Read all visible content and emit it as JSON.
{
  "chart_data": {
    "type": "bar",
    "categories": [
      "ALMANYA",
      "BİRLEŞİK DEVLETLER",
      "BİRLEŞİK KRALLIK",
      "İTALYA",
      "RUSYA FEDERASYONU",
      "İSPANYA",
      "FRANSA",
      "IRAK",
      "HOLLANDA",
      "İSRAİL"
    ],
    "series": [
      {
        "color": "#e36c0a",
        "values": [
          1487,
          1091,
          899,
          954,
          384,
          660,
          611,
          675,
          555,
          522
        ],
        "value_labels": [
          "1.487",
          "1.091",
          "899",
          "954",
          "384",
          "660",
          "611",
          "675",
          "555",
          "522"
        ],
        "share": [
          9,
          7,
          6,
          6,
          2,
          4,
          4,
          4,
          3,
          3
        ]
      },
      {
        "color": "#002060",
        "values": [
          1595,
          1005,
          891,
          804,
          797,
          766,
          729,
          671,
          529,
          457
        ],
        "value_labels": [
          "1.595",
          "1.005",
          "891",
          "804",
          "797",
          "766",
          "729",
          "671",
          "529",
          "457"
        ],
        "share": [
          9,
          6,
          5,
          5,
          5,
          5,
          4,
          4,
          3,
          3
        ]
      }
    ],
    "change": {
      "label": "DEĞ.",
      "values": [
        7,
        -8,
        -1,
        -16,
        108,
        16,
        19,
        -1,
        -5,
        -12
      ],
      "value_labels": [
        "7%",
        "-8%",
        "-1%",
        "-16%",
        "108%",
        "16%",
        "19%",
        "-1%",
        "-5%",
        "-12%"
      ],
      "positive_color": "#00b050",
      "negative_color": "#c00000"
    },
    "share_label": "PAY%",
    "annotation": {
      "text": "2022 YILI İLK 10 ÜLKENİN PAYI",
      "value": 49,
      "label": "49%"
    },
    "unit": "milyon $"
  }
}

What is expected: Above are the records; copy every line in them that holds the word "BİRLEŞİK".

Result of the task:
      "BİRLEŞİK DEVLETLER",
      "BİRLEŞİK KRALLIK",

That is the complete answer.